== DESCRIPTION OF THE TASK ==
Find the number of lines in these records where the word "spectrum" appears. Reply with that number and nothing more.

+ + + + +

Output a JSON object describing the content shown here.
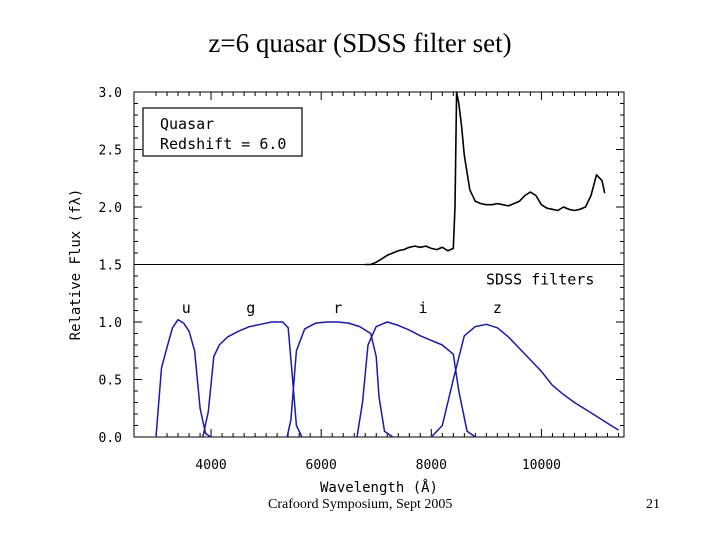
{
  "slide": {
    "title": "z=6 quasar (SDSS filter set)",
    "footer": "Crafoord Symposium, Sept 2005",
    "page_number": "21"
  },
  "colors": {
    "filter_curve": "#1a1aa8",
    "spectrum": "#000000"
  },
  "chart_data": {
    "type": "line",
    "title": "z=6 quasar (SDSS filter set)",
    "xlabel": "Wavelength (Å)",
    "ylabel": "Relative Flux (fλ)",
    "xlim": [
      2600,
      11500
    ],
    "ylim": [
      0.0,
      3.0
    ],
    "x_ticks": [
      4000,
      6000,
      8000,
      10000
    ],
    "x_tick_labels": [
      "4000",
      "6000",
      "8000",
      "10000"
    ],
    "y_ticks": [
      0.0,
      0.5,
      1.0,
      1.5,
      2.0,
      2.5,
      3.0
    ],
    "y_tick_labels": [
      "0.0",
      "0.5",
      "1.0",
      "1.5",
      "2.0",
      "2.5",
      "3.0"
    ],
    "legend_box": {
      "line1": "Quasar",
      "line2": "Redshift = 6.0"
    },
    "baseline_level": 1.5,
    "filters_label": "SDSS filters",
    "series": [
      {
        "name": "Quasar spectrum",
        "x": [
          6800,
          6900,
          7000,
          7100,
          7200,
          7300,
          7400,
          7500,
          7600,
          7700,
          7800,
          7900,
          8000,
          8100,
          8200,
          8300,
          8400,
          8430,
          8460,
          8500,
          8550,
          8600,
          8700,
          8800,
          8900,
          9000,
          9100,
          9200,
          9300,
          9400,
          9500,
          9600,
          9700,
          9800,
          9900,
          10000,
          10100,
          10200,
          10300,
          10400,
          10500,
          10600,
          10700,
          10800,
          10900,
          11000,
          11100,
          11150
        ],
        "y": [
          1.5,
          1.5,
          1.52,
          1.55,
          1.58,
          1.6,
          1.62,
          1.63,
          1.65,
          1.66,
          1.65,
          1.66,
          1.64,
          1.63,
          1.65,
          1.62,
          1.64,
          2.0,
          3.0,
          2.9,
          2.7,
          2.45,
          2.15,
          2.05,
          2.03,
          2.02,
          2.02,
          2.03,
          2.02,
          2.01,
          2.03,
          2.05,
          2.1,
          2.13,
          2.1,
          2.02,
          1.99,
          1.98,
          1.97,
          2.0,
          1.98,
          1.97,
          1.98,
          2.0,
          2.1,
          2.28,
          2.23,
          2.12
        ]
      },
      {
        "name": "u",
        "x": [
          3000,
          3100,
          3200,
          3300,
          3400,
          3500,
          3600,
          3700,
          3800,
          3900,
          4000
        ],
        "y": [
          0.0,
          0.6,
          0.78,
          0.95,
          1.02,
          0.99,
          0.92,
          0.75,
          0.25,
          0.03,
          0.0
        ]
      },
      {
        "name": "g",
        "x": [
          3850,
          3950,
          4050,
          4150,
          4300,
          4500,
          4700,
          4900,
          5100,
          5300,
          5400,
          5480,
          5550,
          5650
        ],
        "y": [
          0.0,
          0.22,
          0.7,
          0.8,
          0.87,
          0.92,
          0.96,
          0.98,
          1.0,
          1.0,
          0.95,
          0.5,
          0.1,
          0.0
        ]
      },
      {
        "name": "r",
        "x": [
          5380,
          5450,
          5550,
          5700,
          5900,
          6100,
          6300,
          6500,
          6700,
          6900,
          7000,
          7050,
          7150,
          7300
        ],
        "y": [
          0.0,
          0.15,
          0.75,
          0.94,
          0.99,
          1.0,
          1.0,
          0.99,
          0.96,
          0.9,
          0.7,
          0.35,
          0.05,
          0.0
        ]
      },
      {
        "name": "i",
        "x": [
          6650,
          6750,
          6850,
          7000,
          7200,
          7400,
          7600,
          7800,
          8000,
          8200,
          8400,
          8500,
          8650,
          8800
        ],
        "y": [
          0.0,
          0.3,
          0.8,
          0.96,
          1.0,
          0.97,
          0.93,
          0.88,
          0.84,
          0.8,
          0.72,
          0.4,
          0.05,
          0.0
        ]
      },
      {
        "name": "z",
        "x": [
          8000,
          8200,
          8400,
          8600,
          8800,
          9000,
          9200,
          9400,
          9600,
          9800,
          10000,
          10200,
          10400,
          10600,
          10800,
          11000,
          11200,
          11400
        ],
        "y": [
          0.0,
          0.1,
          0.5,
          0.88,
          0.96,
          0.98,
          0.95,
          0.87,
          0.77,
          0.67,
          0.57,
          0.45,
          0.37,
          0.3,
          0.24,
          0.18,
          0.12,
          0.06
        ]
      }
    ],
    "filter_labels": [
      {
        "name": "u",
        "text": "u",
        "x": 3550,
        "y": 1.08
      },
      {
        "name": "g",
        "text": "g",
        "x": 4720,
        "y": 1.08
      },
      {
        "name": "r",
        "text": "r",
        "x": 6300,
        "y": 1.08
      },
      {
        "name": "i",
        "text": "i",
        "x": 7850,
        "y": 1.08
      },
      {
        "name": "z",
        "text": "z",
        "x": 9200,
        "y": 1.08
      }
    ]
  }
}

+ + + + +

== RESPONSE ==
2